Collection entries:
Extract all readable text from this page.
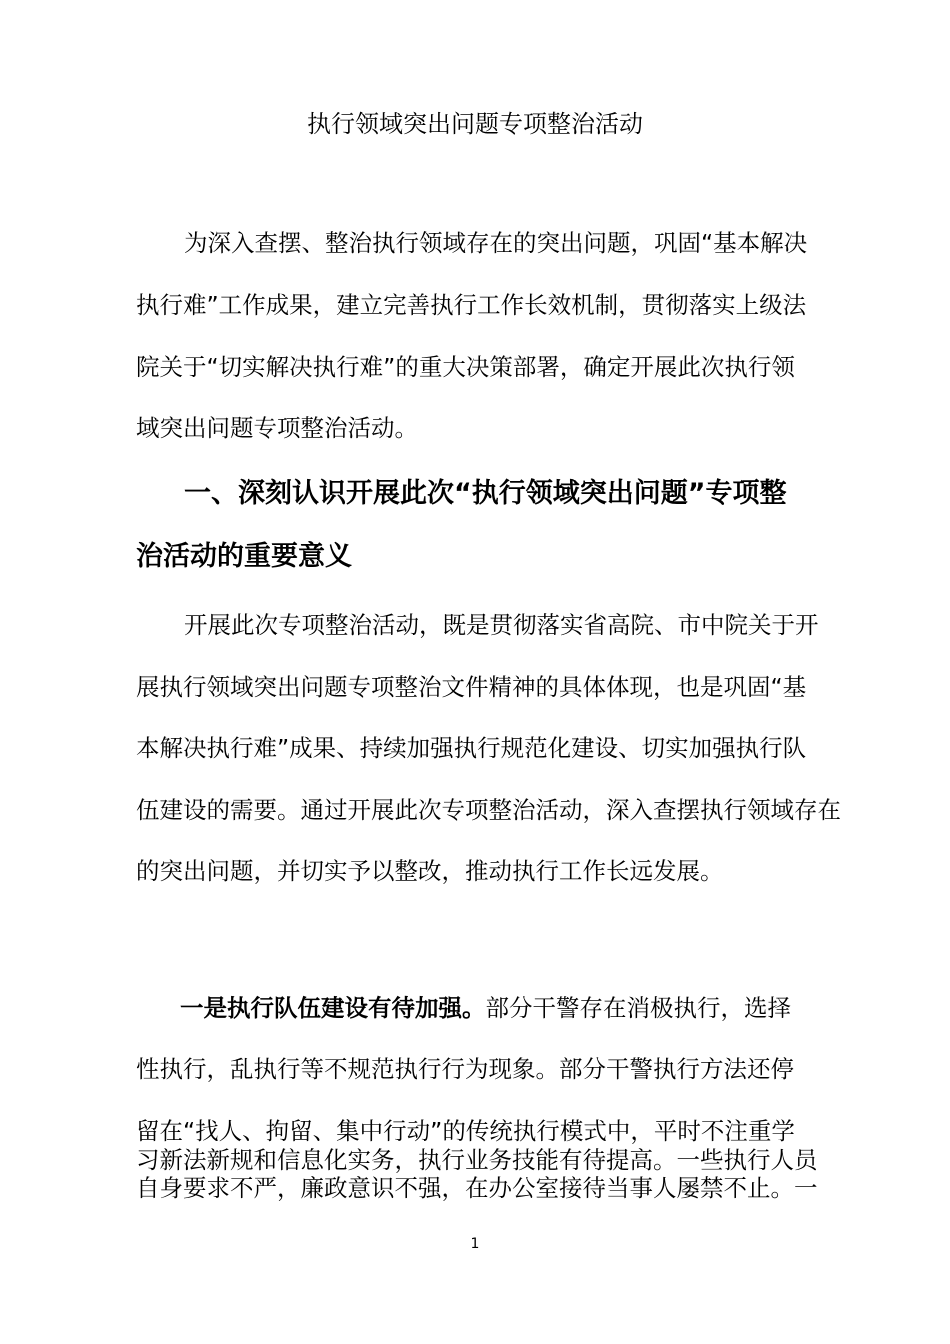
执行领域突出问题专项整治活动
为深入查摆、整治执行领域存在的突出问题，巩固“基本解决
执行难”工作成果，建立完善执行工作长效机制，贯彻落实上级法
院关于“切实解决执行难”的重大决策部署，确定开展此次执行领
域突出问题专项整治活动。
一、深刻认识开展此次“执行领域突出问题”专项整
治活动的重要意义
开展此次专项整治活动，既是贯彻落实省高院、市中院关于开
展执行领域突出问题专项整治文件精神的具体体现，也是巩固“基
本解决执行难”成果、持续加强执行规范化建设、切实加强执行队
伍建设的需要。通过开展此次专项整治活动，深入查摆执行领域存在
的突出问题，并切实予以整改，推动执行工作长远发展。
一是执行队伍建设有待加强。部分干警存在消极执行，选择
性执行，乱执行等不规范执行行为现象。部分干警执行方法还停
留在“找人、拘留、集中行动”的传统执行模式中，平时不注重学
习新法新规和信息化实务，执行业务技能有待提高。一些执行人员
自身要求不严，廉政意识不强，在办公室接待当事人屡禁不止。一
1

--

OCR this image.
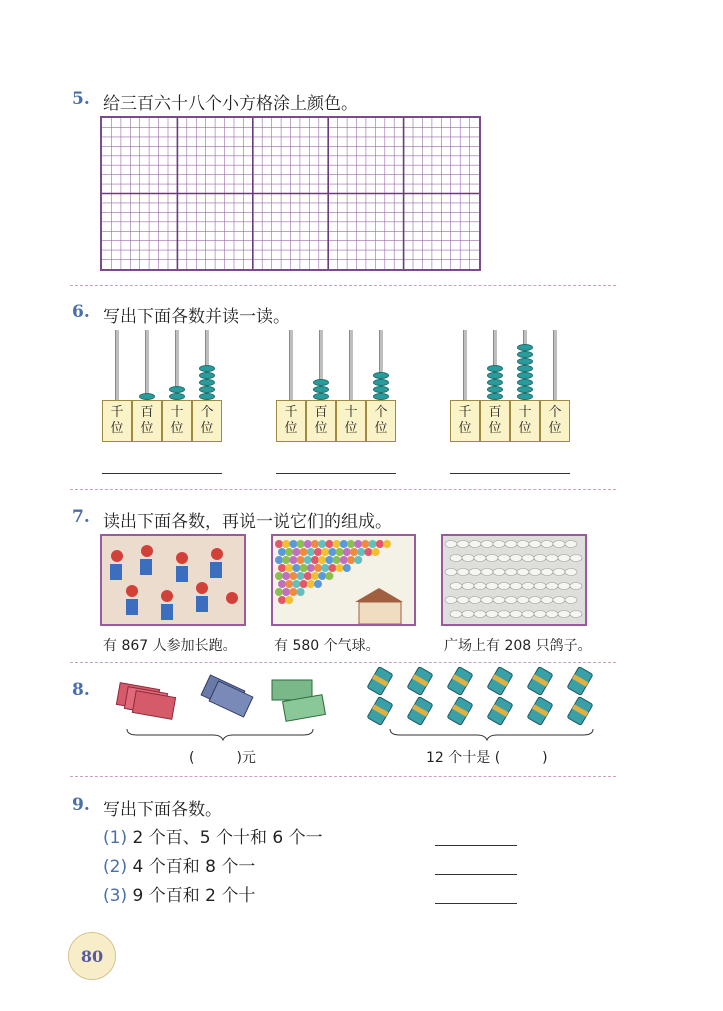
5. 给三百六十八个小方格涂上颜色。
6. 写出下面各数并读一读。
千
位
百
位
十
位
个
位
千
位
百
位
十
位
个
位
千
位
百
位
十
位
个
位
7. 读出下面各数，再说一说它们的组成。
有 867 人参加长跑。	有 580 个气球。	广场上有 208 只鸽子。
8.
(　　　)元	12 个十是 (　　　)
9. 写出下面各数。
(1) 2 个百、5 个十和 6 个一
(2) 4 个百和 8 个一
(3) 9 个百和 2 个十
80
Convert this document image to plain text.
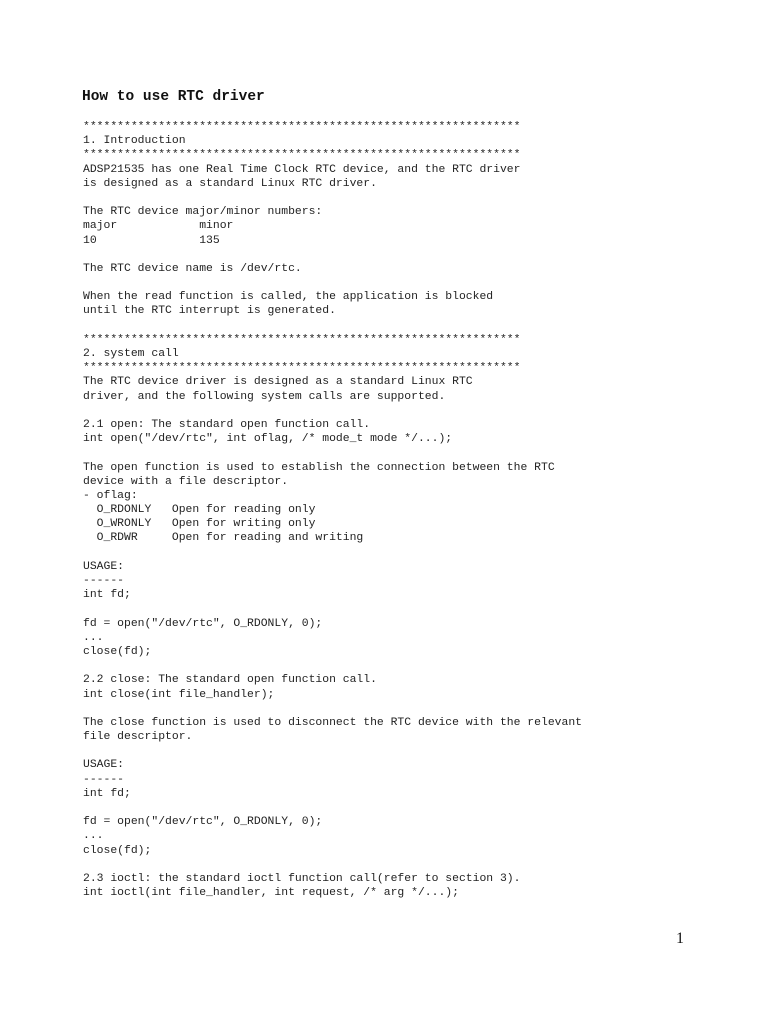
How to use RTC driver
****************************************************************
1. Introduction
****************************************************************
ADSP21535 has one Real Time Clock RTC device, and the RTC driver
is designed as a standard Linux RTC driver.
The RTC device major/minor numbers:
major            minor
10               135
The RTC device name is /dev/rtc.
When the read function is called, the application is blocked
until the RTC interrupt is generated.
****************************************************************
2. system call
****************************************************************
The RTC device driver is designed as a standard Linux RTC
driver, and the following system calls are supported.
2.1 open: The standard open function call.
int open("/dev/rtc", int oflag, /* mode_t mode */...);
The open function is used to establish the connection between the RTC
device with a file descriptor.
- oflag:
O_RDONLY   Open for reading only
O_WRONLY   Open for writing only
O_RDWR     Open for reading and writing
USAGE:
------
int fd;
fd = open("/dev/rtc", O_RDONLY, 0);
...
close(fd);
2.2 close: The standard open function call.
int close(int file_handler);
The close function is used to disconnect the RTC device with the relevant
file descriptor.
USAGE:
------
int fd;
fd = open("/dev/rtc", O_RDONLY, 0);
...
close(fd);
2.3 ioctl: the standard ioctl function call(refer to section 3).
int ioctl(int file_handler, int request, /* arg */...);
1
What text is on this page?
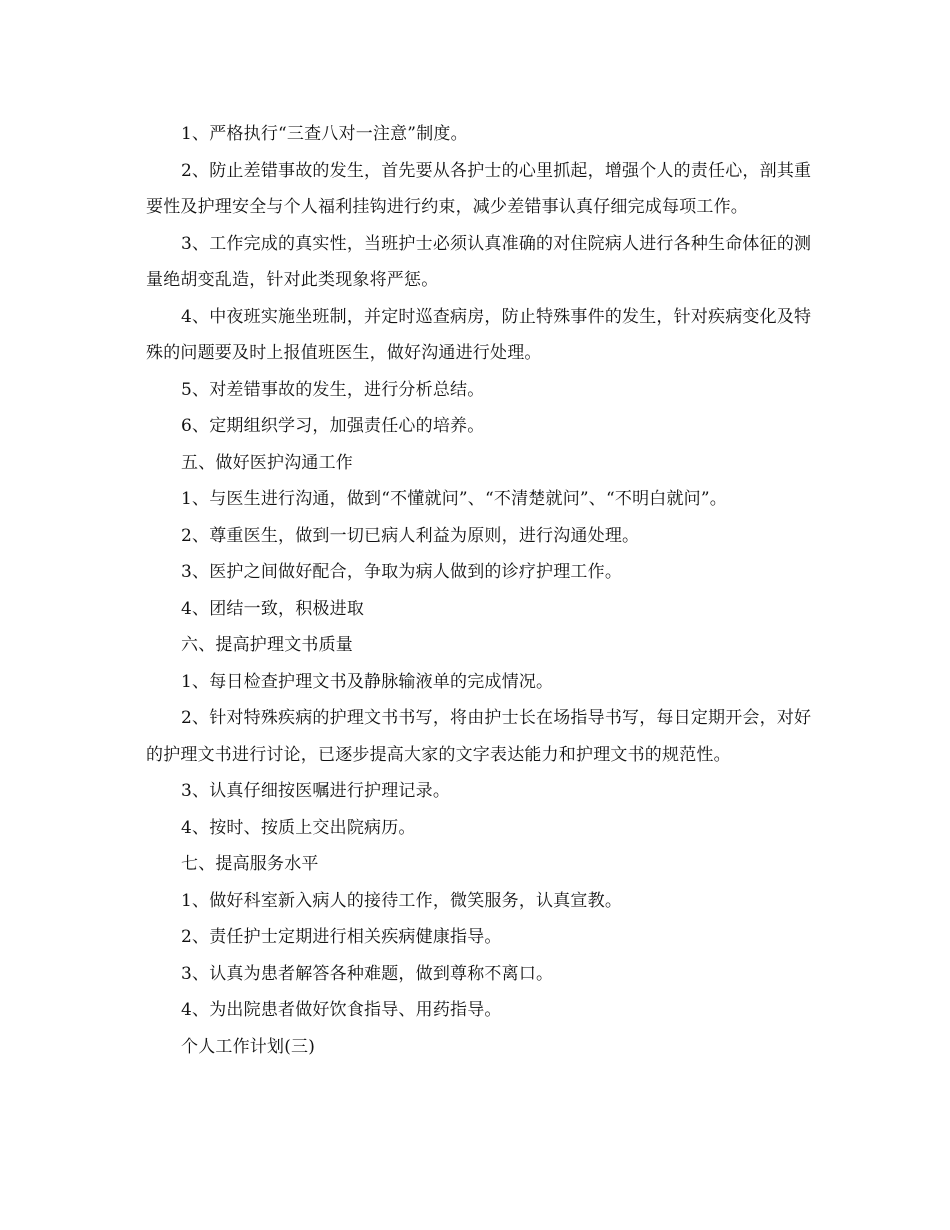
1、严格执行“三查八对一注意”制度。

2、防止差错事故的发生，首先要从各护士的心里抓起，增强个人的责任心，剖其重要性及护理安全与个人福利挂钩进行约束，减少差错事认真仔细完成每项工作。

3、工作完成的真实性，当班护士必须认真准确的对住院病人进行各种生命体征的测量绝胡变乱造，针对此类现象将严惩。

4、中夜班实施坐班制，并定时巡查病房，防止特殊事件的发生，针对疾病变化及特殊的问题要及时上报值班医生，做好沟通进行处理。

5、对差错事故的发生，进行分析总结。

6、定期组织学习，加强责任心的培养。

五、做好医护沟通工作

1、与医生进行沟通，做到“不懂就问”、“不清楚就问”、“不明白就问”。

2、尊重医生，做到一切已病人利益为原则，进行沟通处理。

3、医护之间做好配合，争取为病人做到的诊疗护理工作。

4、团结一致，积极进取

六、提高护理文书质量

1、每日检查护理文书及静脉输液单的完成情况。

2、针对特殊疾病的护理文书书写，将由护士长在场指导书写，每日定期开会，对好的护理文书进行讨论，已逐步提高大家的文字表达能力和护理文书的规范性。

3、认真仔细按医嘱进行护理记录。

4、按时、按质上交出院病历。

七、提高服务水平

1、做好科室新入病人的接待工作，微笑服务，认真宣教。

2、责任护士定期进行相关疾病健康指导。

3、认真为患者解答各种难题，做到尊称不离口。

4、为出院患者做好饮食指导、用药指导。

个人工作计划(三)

# Your objective
Find the lines above that include the string "used" and copy them.

# Output of the task
The open function is used to establish the connection between the RTC
The close function is used to disconnect the RTC device with the relevant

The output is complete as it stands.